Extracted records
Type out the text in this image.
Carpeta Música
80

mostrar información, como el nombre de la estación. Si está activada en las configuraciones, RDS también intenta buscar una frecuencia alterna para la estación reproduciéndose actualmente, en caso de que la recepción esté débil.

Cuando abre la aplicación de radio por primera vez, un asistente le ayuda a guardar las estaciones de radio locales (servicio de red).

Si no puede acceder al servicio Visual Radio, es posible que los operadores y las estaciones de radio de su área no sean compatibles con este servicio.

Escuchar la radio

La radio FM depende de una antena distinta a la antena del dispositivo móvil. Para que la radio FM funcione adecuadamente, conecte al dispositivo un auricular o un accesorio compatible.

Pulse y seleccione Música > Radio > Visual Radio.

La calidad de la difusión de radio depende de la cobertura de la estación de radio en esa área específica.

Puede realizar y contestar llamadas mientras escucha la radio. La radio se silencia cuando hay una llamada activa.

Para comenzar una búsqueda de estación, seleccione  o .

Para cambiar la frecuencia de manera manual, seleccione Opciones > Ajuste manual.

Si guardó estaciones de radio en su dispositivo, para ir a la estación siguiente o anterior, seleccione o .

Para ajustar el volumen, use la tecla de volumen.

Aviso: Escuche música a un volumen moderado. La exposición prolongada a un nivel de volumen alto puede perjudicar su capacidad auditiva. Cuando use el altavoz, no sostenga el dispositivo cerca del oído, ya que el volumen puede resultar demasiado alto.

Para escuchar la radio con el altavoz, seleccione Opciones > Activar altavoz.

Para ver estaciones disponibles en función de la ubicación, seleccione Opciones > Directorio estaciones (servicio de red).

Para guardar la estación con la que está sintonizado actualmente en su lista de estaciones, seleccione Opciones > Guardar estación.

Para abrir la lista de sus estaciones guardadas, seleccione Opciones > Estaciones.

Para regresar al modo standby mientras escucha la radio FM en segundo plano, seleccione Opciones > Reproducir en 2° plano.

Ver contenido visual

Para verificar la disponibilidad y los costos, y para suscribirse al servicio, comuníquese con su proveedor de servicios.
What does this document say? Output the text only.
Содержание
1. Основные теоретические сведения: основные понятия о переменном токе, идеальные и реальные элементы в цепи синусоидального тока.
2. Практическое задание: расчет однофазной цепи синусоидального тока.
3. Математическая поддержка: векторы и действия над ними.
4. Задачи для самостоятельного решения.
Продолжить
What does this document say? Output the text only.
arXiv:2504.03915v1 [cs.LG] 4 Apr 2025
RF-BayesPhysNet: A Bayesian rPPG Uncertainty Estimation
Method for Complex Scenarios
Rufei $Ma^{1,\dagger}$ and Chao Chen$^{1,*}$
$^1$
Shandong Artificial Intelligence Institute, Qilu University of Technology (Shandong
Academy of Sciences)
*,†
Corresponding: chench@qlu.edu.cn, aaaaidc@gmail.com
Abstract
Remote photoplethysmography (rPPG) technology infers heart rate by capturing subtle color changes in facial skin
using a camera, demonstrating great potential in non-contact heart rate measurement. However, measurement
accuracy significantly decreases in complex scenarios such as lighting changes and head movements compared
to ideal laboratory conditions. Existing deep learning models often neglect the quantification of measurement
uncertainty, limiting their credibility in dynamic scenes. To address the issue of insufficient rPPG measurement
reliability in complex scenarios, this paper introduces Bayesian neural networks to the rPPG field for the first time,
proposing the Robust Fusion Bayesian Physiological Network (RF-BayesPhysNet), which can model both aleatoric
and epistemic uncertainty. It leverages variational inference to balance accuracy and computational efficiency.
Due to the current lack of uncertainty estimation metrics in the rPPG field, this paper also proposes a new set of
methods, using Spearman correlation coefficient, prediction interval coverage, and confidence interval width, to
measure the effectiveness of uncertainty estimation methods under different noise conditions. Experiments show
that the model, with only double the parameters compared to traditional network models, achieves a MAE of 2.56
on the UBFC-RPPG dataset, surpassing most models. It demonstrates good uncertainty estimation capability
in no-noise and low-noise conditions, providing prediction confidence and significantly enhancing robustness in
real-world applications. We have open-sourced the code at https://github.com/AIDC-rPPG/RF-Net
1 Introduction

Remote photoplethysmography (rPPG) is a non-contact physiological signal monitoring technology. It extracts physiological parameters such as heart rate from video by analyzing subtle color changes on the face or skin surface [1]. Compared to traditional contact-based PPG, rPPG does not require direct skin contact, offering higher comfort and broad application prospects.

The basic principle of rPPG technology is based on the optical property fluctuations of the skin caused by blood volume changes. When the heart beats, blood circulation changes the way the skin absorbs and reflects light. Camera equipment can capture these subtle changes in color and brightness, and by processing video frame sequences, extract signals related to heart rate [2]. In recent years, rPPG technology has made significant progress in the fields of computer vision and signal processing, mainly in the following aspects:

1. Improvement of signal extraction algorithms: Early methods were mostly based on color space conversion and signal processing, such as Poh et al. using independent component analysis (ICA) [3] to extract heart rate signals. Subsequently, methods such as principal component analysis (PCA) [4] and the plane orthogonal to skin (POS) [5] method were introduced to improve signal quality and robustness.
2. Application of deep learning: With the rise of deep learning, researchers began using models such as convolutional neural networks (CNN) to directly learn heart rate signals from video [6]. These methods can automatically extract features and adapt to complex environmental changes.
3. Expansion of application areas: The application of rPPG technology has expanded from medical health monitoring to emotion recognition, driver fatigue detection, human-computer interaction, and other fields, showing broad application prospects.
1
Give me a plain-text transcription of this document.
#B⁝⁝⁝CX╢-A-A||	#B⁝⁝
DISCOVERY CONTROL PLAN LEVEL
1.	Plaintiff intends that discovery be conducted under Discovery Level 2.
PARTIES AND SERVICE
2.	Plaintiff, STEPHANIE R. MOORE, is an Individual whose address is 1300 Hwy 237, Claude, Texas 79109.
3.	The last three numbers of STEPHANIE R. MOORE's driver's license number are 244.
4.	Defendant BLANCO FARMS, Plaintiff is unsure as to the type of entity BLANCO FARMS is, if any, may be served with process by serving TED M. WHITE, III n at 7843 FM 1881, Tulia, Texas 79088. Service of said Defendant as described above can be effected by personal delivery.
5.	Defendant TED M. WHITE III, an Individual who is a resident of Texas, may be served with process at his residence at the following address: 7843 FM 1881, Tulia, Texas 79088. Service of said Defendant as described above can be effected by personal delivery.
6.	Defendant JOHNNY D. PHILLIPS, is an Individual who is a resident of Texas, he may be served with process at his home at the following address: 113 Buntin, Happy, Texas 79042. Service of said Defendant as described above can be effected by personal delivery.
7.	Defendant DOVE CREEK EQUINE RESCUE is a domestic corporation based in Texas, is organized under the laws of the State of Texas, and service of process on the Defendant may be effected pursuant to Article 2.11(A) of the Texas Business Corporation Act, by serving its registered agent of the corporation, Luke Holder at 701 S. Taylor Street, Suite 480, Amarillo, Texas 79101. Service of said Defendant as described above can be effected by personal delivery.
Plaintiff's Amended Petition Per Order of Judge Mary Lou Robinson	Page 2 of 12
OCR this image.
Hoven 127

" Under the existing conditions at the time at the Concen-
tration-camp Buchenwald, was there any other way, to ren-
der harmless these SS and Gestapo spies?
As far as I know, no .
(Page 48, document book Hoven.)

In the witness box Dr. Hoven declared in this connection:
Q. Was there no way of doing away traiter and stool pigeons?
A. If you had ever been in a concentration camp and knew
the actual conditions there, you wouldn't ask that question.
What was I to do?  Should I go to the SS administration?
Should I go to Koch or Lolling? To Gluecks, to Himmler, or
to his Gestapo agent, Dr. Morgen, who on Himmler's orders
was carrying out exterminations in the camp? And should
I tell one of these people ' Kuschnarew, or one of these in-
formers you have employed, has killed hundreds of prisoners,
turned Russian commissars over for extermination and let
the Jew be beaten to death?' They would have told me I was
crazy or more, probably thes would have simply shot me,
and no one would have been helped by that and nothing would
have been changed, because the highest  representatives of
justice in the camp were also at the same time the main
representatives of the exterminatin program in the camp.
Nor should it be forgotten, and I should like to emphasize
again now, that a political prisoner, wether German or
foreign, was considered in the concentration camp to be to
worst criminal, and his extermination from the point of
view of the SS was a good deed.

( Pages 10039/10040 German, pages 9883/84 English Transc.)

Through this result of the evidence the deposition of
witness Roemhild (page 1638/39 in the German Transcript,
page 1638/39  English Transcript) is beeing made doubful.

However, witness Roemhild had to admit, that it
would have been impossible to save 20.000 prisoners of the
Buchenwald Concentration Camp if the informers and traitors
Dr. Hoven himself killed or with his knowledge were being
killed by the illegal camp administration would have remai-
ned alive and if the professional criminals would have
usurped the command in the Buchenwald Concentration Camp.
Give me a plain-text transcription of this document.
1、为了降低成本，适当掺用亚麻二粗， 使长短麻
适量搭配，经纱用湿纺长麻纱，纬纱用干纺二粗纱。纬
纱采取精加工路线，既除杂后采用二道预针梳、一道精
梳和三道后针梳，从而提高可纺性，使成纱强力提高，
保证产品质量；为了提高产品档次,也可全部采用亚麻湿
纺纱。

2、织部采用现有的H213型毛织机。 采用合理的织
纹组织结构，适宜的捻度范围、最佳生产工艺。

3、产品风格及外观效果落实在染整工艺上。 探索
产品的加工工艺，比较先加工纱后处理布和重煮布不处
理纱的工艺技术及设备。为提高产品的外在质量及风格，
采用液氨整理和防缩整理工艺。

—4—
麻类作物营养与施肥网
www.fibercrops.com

REQUEST —
Pick out and copy the lines of the material that include the word "signals".

TASK RESPONSE —
The basic principle of rPPG technology is based on the optical property fluctuations of the skin caused by blood volume changes. When the heart beats, blood circulation changes the way the skin absorbs and reflects light. Camera equipment can capture these subtle changes in color and brightness, and by processing video frame sequences, extract signals related to heart rate [2]. In recent years, rPPG technology has made significant progress in the fields of computer vision and signal processing, mainly in the following aspects:
1. Improvement of signal extraction algorithms: Early methods were mostly based on color space conversion and signal processing, such as Poh et al. using independent component analysis (ICA) [3] to extract heart rate signals. Subsequently, methods such as principal component analysis (PCA) [4] and the plane orthogonal to skin (POS) [5] method were introduced to improve signal quality and robustness.
2. Application of deep learning: With the rise of deep learning, researchers began using models such as convolutional neural networks (CNN) to directly learn heart rate signals from video [6]. These methods can automatically extract features and adapt to complex environmental changes.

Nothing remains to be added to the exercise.